/ReAct_Jax

ReAct architecture and training loop - now in Jax!

Primary LanguagePythonThe UnlicenseUnlicense

ReAct_Jax

ReAct architecture and training loop - now in Jax!

Setup

run.sh is the runner script for the Docker container. It pulls the latest version of the code from the dev branch, and runs train_model.py with the arguments specified in TRAIN_ARGS.

In the commands below, I download the script off a GitHub gist. You're better off forking this repo and changing the repo to directly wget from your fork.

The script takes care of actually pulling the docker container, the repo, and running the training loop across a TPU Pod slice automagically.

Important

Make sure to modify & rebuild the Dockerfile with your own API tokens (for WandB & HuggingFace)

Caution

Replace the docker image path (the envar IMAGE_PATH) in run.sh with your own DockerHub URL.

  1. Run run.sh on your TPU pod slice (tested extensively with TPUv4-32)
  2. Declare your INSTANCE_NAME from GCP via export INSTANCE_NAME=<your_instance_name>
  3. Enjoy

Inferencing

python3 inferencer.py --checkpoint_path '/Users/neel/Documents/research/ReAct_Jax/ReAct/outputs/model 5000.eqx' --num_blocks 3 --width 256 --n_heads 4 --seqlen 196  --prompt "Sam is sad because"

Doing a training run

  1. First, get a preemptible TPUv4 node as a queued resource:

    gcloud alpha compute tpus queued-resources create $INSTANCE_NAME \
    --node-id react-node \
    --project react-jax \
    --zone us-central2-b \
    --accelerator-type v4-32 \
    --runtime-version tpu-vm-v4-base \
    --best-effort
  2. (Optiona) Setup the TPU pod slice with basics (nvim + NvChad):

    gcloud compute tpus tpu-vm ssh $INSTANCE_NAME \
    --zone=us-central2-b --worker=all --command="\
        sudo apt-get update; \
        sudo snap install nvim --classic; \
        git clone https://github.com/NvChad/starter ~/.config/nvim && nvim; \
        echo 'Setup done!'"

> **DATA EXCERPT**:
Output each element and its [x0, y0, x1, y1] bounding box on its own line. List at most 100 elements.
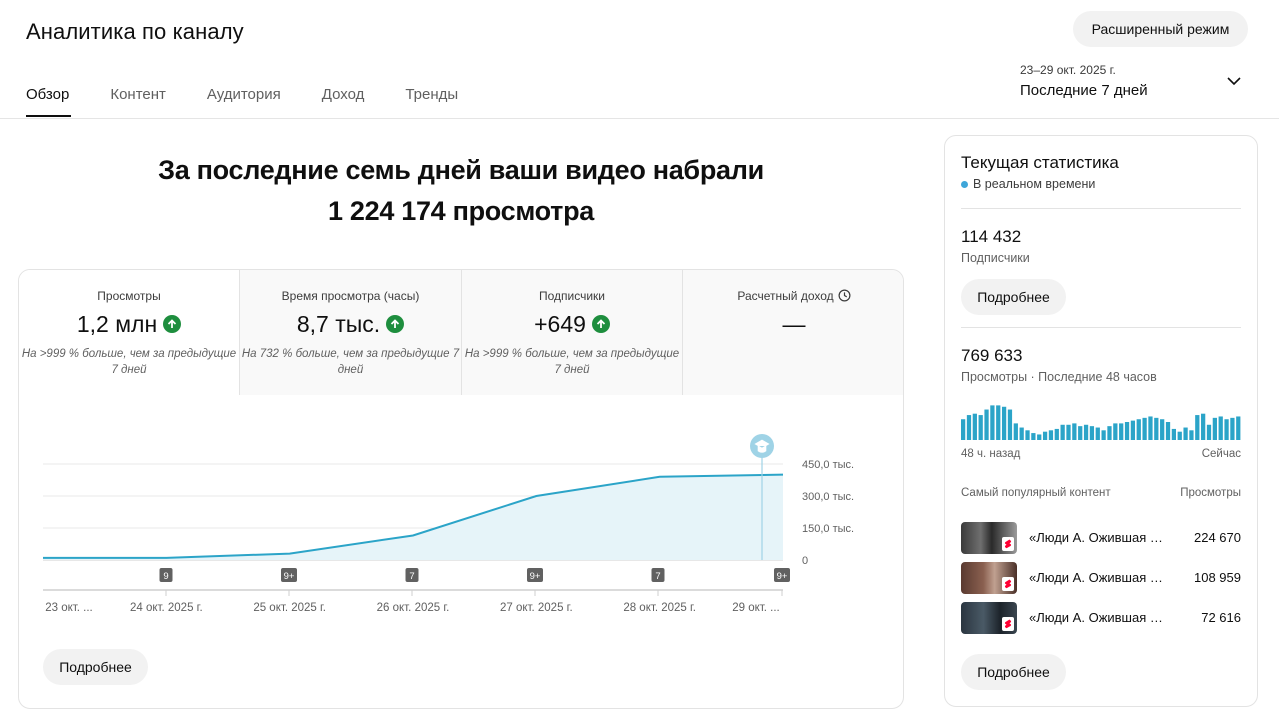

> **OBJECTIVES**:
**1.** In the ReAct_Jax readme, render this sentence in Spanish: "run.sh is the runner script for the Docker container."
**2.** Pick up the ReAct_Jax readme after its last command and write the next part.
The lines are not needed for this work.

> **OUTPUTS BY TASK**:
**1.** run.sh es el script de ejecución para el contenedor de Docker.

**2.**
  3. And then actually kickoff the training by downloading the run.sh script and running it:

    gcloud compute tpus tpu-vm ssh $INSTANCE_NAME \
    --zone=us-central2-b --worker=all --command="\
        tmux kill-server; sudo rm -rf ./ReAct_Jax/ReAct/outputs/; \
        sleep 3s && wget https://gist.githubusercontent.com/neel04/3bfc7e4d9cd746829b7e72f1b6fac5de/raw/run.sh; \
        sleep 5s && tmux new-session -d 'bash run.sh &> out.log'; \
        sudo rm ./run.sh"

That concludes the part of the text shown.